(Data excerpts)

* * * * *

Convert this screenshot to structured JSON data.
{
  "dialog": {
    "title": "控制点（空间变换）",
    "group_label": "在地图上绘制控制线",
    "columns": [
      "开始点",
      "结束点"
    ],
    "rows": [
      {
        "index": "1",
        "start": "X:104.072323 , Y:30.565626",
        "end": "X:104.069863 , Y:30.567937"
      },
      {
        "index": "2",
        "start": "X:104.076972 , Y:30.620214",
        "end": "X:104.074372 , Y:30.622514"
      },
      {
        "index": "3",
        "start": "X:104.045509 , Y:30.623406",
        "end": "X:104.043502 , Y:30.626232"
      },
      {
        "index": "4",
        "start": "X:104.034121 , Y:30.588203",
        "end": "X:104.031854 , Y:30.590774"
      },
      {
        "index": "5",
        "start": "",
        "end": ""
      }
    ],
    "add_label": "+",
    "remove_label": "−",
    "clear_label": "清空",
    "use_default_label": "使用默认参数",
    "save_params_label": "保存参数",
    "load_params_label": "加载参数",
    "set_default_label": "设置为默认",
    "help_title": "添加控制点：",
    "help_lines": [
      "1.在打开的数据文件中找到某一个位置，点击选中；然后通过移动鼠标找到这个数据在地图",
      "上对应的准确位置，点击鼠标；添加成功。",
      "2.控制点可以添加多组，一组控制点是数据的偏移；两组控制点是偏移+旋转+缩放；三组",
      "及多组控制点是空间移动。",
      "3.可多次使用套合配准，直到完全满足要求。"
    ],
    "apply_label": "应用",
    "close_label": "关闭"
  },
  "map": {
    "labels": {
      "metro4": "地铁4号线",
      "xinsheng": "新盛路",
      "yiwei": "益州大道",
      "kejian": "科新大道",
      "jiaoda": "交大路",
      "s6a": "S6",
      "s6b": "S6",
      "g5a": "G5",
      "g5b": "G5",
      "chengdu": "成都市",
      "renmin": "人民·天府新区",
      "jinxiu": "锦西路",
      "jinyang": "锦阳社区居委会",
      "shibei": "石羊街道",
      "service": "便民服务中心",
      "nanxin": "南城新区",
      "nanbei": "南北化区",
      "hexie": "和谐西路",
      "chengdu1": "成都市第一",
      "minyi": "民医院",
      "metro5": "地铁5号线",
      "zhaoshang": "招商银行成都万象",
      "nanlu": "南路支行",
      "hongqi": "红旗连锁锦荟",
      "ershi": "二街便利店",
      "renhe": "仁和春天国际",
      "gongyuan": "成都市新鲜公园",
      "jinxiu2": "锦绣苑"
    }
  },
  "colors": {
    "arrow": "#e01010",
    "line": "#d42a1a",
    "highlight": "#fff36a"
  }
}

* * * * *

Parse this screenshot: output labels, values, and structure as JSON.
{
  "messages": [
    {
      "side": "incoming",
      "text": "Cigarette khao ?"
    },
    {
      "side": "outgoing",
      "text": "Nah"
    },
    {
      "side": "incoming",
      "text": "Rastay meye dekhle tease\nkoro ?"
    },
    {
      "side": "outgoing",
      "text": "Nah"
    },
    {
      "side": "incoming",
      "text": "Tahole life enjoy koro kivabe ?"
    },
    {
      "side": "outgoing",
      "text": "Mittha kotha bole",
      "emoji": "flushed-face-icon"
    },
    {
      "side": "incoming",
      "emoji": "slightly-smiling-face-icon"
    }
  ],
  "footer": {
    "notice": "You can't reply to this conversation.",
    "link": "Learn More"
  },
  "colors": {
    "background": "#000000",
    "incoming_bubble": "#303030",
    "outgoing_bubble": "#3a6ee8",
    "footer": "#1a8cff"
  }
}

* * * * *

* _WHAT YOU HAVE TO DO_: Return the lines of the records that include the string "screenshot".

* _EXERCISE RESULT_:
Convert this screenshot to structured JSON data.
Parse this screenshot: output labels, values, and structure as JSON.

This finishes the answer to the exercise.